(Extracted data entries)
========================

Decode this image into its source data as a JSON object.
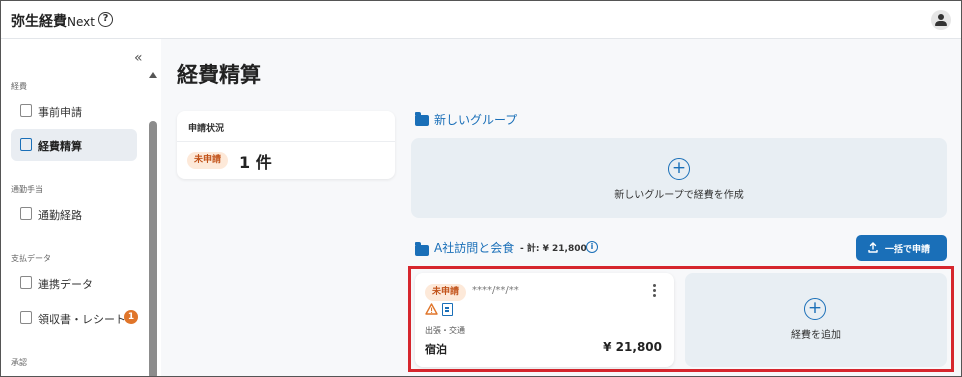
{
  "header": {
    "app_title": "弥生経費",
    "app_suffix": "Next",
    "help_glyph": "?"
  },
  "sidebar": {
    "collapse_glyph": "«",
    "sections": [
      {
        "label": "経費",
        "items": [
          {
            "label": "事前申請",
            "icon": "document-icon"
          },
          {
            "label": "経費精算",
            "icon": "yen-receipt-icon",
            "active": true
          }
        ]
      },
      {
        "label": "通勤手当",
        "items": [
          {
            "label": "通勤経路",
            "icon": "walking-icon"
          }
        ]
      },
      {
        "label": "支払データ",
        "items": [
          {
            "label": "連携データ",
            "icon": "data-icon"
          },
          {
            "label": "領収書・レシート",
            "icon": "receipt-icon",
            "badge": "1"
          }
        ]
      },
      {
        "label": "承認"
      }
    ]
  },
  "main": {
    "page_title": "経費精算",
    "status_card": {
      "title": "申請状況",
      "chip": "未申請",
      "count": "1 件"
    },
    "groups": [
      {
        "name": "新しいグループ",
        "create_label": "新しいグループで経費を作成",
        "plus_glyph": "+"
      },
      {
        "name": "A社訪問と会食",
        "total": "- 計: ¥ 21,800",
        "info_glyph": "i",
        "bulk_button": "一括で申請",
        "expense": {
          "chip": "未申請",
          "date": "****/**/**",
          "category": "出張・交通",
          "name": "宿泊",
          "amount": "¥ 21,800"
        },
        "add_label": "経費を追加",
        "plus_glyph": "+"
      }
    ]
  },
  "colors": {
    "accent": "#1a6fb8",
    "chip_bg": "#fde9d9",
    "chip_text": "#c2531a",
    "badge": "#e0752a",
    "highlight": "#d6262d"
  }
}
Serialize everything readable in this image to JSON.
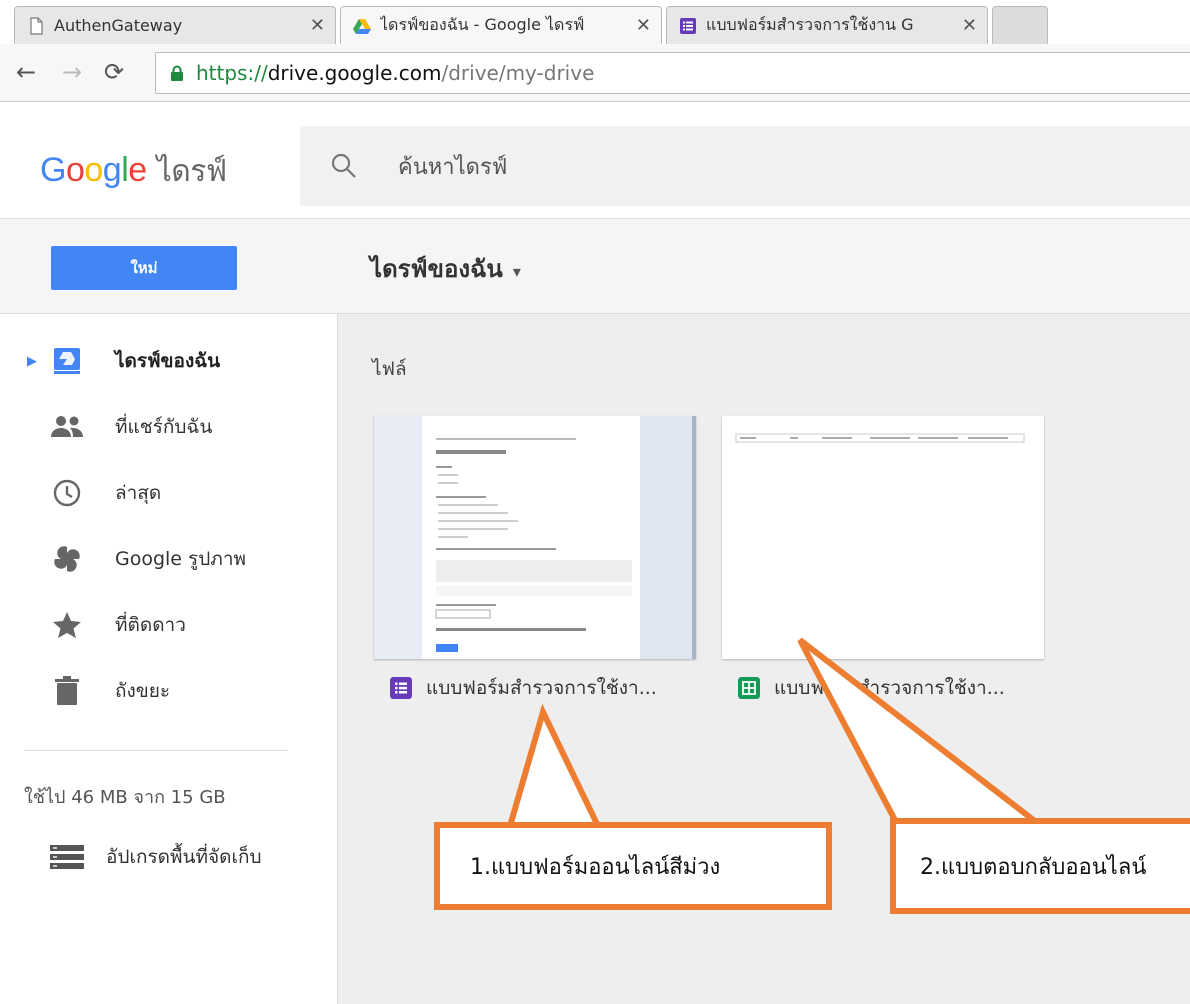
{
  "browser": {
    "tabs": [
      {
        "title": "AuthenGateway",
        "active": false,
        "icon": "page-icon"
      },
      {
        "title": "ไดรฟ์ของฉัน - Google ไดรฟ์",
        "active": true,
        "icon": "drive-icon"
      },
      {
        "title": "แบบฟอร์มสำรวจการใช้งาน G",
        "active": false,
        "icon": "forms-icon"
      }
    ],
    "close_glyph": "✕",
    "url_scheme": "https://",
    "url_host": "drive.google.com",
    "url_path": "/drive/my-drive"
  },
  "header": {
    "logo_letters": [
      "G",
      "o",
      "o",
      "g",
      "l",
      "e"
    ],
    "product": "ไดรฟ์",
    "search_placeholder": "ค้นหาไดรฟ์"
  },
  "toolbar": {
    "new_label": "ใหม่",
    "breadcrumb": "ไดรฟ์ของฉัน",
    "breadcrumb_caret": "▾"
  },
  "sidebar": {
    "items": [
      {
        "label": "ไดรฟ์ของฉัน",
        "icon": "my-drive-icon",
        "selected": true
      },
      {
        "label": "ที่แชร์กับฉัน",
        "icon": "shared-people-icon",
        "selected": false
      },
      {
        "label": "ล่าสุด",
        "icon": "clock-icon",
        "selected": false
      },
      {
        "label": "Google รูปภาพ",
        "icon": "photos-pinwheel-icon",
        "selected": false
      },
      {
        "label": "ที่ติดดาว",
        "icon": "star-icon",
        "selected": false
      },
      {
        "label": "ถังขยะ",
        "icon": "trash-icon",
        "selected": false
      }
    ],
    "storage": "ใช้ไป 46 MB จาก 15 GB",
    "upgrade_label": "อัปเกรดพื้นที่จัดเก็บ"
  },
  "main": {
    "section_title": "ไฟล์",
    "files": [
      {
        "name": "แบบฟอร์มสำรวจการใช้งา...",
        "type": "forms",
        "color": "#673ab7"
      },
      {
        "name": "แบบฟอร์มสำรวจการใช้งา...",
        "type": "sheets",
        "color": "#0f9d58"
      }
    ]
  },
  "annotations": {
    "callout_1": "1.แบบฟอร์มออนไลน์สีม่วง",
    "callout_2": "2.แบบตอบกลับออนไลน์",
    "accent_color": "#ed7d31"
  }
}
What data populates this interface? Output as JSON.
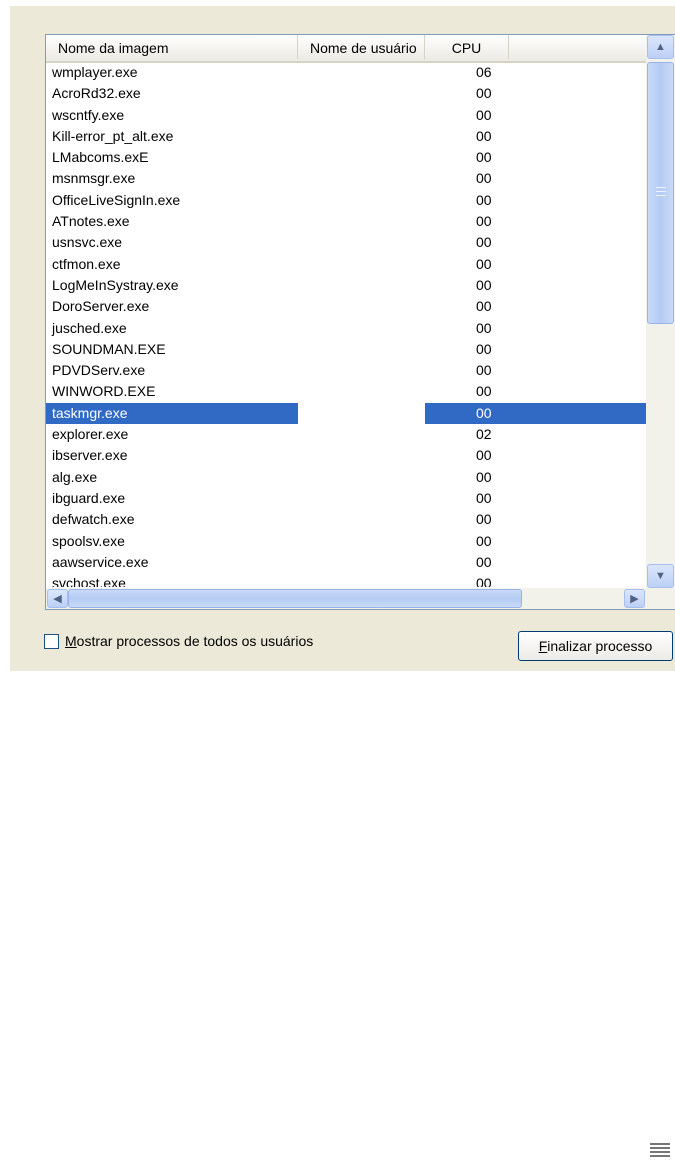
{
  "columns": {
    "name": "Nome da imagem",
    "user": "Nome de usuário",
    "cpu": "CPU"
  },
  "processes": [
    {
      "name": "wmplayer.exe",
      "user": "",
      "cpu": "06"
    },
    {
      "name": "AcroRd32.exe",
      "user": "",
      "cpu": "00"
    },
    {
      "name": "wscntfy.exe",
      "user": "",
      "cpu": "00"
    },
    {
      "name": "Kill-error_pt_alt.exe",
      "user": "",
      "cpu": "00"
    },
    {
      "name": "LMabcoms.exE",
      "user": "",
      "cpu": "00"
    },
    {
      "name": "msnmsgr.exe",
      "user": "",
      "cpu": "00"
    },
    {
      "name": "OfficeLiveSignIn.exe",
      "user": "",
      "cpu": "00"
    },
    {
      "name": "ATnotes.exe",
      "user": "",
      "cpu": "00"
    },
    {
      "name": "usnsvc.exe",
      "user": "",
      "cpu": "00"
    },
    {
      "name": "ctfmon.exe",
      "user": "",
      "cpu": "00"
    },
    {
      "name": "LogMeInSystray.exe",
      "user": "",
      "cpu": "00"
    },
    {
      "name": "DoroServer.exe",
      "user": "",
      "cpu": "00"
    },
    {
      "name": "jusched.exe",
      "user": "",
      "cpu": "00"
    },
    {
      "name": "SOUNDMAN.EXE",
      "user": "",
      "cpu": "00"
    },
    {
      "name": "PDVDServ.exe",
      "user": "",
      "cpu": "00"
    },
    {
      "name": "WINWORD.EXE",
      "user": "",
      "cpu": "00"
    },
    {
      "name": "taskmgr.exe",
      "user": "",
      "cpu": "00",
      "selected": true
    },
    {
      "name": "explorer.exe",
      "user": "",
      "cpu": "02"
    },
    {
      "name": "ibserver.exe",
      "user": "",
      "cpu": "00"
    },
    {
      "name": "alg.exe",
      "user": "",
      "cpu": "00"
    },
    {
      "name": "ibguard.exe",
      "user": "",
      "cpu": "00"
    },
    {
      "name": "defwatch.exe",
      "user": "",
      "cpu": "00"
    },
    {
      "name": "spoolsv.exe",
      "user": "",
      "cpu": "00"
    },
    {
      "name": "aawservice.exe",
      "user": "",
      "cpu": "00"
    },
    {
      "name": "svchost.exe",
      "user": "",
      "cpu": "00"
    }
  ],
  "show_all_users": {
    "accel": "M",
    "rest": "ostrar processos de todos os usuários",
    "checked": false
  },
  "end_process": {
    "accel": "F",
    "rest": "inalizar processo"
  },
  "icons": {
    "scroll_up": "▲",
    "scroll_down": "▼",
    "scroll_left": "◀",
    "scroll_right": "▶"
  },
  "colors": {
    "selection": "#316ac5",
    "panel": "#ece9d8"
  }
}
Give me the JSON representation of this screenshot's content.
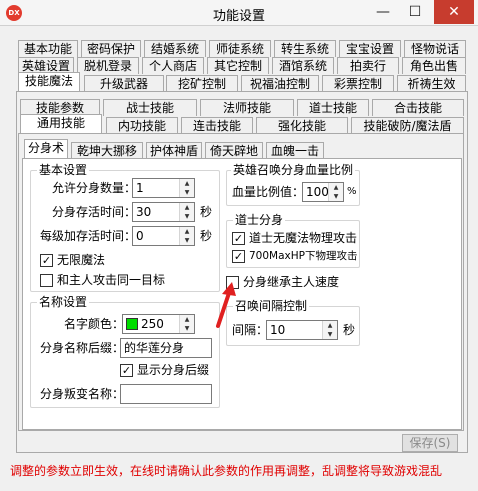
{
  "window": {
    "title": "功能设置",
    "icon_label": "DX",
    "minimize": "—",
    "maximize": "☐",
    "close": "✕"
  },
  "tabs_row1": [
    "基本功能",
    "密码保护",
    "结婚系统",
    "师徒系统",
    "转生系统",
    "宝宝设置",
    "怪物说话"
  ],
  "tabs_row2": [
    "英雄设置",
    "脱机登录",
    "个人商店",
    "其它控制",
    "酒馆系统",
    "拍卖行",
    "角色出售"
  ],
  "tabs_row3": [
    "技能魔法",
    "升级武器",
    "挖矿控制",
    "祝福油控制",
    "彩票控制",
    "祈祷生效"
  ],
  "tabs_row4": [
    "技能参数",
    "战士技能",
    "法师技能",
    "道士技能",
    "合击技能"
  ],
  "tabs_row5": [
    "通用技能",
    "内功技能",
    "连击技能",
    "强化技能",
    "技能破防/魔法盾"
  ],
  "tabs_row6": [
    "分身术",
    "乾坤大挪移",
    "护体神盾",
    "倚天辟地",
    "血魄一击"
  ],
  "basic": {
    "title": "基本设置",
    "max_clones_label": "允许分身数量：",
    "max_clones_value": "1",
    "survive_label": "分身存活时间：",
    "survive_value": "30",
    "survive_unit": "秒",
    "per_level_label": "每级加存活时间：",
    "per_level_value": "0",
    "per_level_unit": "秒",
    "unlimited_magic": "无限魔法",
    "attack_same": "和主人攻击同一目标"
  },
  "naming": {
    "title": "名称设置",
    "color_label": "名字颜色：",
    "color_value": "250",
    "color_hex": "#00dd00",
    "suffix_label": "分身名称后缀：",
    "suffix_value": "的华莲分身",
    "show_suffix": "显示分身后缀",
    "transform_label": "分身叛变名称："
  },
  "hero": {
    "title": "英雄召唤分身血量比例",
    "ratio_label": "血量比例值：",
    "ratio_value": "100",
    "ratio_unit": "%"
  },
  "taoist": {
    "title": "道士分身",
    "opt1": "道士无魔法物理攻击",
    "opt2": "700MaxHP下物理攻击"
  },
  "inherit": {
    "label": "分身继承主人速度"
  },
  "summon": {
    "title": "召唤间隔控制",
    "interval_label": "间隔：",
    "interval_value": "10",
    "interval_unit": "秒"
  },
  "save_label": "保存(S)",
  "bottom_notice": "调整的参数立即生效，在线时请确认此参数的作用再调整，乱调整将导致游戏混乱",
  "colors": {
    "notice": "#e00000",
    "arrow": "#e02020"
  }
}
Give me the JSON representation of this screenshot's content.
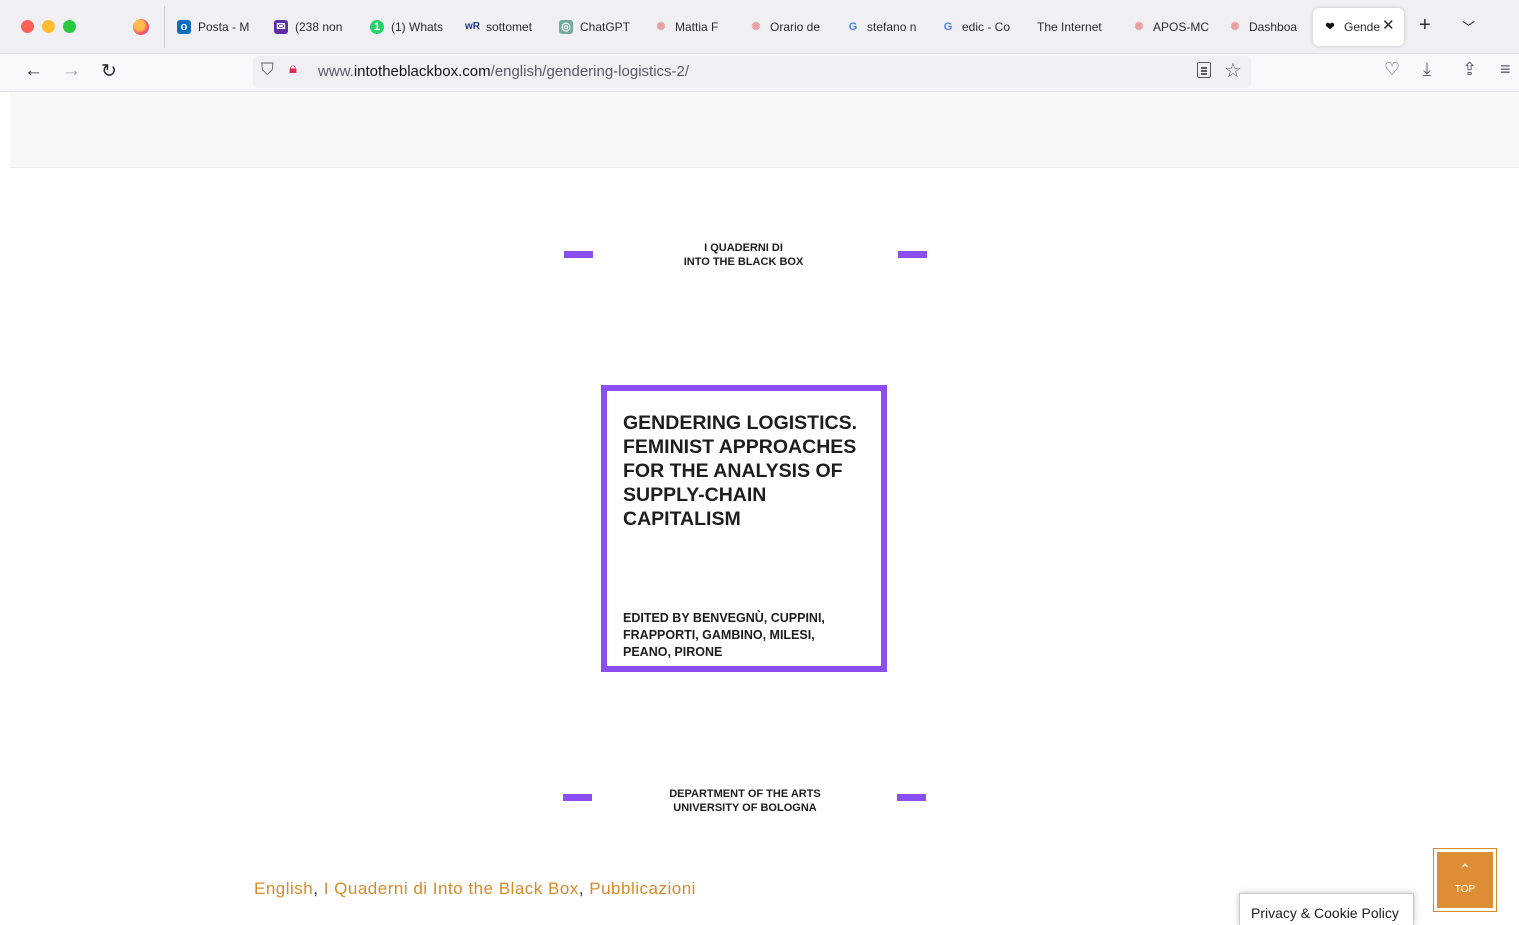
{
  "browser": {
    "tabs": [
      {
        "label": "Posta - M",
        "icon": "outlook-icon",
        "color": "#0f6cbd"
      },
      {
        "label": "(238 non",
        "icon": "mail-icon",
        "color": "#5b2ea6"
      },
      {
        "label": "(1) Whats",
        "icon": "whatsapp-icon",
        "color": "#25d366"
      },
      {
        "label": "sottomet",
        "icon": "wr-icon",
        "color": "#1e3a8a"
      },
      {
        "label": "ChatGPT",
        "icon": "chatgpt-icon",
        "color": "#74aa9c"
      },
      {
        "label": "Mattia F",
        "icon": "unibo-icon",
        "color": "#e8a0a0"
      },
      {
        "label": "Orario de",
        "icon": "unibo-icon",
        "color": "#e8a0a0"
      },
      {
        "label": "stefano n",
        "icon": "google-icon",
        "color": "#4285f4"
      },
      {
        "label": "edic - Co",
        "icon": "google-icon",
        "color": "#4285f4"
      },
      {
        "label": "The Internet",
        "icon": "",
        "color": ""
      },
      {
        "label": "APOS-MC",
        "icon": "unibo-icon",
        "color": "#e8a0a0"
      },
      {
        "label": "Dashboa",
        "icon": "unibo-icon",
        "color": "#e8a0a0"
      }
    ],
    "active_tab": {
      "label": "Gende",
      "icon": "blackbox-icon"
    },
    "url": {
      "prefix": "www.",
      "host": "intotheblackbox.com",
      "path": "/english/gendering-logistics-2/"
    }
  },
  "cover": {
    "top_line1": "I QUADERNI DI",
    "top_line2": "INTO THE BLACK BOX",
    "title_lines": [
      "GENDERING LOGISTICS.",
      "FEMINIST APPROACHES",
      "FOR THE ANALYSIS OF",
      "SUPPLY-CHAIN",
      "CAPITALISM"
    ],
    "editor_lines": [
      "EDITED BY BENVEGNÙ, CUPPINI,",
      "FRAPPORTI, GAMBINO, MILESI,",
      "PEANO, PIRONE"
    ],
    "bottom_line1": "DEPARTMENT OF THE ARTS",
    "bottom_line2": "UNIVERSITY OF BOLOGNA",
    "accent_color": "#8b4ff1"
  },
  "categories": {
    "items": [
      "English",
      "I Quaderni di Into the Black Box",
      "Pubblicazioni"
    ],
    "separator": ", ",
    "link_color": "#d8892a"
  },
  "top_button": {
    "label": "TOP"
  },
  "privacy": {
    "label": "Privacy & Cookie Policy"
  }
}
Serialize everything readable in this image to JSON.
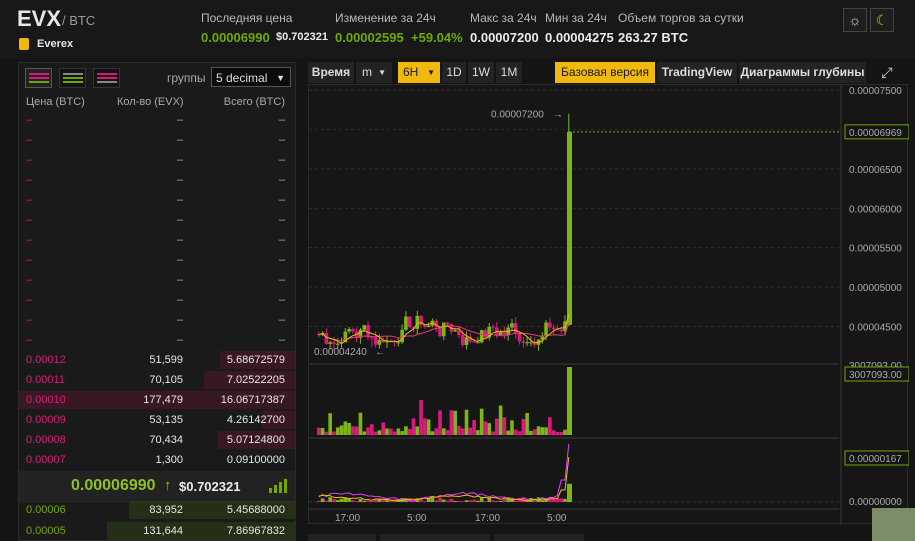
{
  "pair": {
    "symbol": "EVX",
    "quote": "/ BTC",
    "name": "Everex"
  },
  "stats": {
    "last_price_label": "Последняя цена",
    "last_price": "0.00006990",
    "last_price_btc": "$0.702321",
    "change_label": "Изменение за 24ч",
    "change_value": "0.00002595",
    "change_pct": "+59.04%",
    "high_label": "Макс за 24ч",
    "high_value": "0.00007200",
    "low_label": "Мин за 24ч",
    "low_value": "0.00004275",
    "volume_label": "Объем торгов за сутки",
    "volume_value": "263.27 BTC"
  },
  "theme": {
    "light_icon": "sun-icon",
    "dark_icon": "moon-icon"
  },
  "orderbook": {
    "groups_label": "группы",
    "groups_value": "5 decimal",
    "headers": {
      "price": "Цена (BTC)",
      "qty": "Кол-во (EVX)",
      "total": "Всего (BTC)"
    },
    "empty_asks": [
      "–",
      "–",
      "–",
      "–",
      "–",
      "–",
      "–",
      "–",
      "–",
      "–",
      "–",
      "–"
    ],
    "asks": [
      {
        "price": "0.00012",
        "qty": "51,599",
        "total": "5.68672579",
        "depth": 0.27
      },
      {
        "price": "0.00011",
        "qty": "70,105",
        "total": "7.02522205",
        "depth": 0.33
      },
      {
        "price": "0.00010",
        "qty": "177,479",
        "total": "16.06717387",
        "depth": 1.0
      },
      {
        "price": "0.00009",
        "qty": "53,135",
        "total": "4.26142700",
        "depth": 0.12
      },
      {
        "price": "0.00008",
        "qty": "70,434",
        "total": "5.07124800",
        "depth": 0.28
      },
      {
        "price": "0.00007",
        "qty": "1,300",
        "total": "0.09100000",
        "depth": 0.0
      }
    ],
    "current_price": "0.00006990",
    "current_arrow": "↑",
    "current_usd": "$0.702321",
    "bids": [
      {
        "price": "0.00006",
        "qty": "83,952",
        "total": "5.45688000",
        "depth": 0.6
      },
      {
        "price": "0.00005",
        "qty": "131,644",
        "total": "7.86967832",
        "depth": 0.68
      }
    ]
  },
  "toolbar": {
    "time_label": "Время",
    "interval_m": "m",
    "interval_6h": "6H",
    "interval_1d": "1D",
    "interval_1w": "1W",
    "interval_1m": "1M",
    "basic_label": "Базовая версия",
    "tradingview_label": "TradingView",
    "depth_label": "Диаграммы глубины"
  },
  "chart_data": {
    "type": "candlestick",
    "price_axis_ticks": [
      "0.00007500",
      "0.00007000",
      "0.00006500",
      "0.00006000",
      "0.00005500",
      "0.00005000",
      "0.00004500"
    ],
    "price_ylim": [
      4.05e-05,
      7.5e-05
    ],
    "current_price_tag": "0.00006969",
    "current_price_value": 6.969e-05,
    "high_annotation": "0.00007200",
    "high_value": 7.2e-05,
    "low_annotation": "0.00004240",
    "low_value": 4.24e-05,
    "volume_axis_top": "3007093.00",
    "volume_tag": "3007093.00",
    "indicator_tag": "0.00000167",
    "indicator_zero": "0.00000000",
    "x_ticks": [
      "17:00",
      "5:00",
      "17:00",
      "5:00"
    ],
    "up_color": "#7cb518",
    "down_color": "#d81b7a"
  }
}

========================

Job: Among the lines of the material, find those that hold the word "แบบฟอร" and copy them.

Answer to the task:
        "title": "แบบฟอร์มสำรวจการใช้งาน G",
        "name": "แบบฟอร์มสำรวจการใช้งา...",
        "name": "แบบฟอร์มสำรวจการใช้งา...",
    "callout_1": "1.แบบฟอร์มออนไลน์สีม่วง",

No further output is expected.